STATED EXERCISE
Copy out all of the material, matching it word for word.

SUPPLIED DATA
___

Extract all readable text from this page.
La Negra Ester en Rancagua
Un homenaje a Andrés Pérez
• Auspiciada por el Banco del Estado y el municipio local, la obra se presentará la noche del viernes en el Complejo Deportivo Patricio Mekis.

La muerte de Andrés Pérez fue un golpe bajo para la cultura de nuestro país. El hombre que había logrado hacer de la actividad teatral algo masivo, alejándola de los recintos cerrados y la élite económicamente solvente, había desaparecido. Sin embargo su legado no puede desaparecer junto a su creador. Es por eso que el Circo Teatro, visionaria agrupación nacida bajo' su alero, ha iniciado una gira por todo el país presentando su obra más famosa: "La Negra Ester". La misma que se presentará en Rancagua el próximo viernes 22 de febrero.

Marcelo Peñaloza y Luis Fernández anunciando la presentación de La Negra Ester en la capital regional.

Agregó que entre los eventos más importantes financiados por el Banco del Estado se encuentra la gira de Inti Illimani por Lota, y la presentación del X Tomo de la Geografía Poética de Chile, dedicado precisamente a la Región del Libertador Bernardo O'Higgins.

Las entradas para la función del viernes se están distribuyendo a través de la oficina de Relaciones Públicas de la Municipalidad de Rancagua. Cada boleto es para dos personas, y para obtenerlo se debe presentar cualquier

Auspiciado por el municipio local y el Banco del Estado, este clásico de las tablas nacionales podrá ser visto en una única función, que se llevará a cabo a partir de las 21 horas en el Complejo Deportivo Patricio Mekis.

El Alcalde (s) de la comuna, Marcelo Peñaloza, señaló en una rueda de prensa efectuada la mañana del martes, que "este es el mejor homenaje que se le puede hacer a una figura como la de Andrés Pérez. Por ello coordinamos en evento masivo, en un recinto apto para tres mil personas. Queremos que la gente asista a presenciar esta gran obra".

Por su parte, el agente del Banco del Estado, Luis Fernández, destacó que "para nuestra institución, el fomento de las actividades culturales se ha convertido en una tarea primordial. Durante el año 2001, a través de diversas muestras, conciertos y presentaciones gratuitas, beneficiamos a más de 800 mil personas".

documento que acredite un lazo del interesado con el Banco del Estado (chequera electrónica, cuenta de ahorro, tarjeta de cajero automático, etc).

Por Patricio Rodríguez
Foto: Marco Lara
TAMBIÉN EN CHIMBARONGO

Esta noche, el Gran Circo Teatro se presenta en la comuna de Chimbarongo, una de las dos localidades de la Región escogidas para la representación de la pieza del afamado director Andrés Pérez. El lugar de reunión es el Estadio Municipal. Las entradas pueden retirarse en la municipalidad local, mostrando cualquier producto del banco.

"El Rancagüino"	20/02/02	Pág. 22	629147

___

THE RESPONSE
Extract all readable text from this page.
La Negra Ester en Rancagua
Un homenaje a Andrés Pérez
• Auspiciada por el Banco del Estado y el municipio local, la obra se presentará la noche del viernes en el Complejo Deportivo Patricio Mekis.

La muerte de Andrés Pérez fue un golpe bajo para la cultura de nuestro país. El hombre que había logrado hacer de la actividad teatral algo masivo, alejándola de los recintos cerrados y la élite económicamente solvente, había desaparecido. Sin embargo su legado no puede desaparecer junto a su creador. Es por eso que el Circo Teatro, visionaria agrupación nacida bajo' su alero, ha iniciado una gira por todo el país presentando su obra más famosa: "La Negra Ester". La misma que se presentará en Rancagua el próximo viernes 22 de febrero.

Marcelo Peñaloza y Luis Fernández anunciando la presentación de La Negra Ester en la capital regional.

Agregó que entre los eventos más importantes financiados por el Banco del Estado se encuentra la gira de Inti Illimani por Lota, y la presentación del X Tomo de la Geografía Poética de Chile, dedicado precisamente a la Región del Libertador Bernardo O'Higgins.

Las entradas para la función del viernes se están distribuyendo a través de la oficina de Relaciones Públicas de la Municipalidad de Rancagua. Cada boleto es para dos personas, y para obtenerlo se debe presentar cualquier

Auspiciado por el municipio local y el Banco del Estado, este clásico de las tablas nacionales podrá ser visto en una única función, que se llevará a cabo a partir de las 21 horas en el Complejo Deportivo Patricio Mekis.

El Alcalde (s) de la comuna, Marcelo Peñaloza, señaló en una rueda de prensa efectuada la mañana del martes, que "este es el mejor homenaje que se le puede hacer a una figura como la de Andrés Pérez. Por ello coordinamos en evento masivo, en un recinto apto para tres mil personas. Queremos que la gente asista a presenciar esta gran obra".

Por su parte, el agente del Banco del Estado, Luis Fernández, destacó que "para nuestra institución, el fomento de las actividades culturales se ha convertido en una tarea primordial. Durante el año 2001, a través de diversas muestras, conciertos y presentaciones gratuitas, beneficiamos a más de 800 mil personas".

documento que acredite un lazo del interesado con el Banco del Estado (chequera electrónica, cuenta de ahorro, tarjeta de cajero automático, etc).

Por Patricio Rodríguez
Foto: Marco Lara
TAMBIÉN EN CHIMBARONGO

Esta noche, el Gran Circo Teatro se presenta en la comuna de Chimbarongo, una de las dos localidades de la Región escogidas para la representación de la pieza del afamado director Andrés Pérez. El lugar de reunión es el Estadio Municipal. Las entradas pueden retirarse en la municipalidad local, mostrando cualquier producto del banco.

"El Rancagüino"	20/02/02	Pág. 22	629147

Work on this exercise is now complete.